> _WRITTEN PROBLEM_
Provide the number of lines where the word "แผนงานพ" occurs, and no other text.

> _TASK MATERIAL_
────────────────

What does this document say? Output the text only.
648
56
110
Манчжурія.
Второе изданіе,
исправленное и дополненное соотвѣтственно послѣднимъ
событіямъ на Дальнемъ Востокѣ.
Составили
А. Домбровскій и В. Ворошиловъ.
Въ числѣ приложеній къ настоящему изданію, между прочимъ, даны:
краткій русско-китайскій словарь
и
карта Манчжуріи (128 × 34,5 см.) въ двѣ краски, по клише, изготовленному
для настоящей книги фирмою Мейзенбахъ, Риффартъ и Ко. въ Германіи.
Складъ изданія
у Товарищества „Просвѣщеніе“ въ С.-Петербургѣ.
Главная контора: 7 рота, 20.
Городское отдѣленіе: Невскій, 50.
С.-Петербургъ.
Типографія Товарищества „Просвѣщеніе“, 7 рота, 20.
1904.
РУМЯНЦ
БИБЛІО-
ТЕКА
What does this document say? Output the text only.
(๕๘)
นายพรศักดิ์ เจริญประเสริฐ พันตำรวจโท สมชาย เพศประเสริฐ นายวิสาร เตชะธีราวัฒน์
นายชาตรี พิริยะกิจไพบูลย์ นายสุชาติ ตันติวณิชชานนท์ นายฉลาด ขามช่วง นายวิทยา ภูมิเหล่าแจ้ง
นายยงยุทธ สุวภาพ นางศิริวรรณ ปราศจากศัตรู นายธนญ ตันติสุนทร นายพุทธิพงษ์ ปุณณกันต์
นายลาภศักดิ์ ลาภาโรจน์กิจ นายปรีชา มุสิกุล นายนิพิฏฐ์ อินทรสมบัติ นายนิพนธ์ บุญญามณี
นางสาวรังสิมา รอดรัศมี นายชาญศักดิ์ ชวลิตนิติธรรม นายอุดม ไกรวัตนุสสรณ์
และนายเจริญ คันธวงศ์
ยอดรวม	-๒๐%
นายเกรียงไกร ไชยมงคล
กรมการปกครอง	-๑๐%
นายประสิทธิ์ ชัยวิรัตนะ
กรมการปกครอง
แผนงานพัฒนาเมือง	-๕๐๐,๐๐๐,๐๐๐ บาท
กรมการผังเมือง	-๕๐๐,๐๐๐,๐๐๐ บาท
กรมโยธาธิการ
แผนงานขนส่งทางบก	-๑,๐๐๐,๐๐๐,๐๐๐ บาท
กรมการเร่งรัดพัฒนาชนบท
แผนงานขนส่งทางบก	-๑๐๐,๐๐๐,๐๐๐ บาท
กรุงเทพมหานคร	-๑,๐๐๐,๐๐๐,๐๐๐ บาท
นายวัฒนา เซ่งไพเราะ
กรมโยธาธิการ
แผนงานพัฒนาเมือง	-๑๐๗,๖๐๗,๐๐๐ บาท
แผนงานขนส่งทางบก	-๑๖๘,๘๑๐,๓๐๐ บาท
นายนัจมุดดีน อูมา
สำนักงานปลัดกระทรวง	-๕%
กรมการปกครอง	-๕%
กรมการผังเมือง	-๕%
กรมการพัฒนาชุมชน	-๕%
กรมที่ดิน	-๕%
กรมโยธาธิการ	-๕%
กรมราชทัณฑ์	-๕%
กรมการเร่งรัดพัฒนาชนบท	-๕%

────────────────

> _FINAL RESULT_
2